Figure record listings:

★ ★ ★ ★ ★

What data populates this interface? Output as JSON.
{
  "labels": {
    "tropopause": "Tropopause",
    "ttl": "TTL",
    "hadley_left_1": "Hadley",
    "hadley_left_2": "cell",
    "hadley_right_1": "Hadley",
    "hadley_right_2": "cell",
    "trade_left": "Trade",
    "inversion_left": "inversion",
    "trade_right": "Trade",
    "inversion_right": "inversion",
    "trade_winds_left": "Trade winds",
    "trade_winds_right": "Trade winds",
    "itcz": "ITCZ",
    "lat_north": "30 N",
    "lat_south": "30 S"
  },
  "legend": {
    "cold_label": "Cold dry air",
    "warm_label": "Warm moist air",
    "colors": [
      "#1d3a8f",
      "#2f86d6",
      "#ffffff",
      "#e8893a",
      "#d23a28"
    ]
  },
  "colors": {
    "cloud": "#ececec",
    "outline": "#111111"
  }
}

★ ★ ★ ★ ★

Challenge: Determine how many lines of the listing hold the word "inversion" and reply with that figure alone.

Solved problem: 2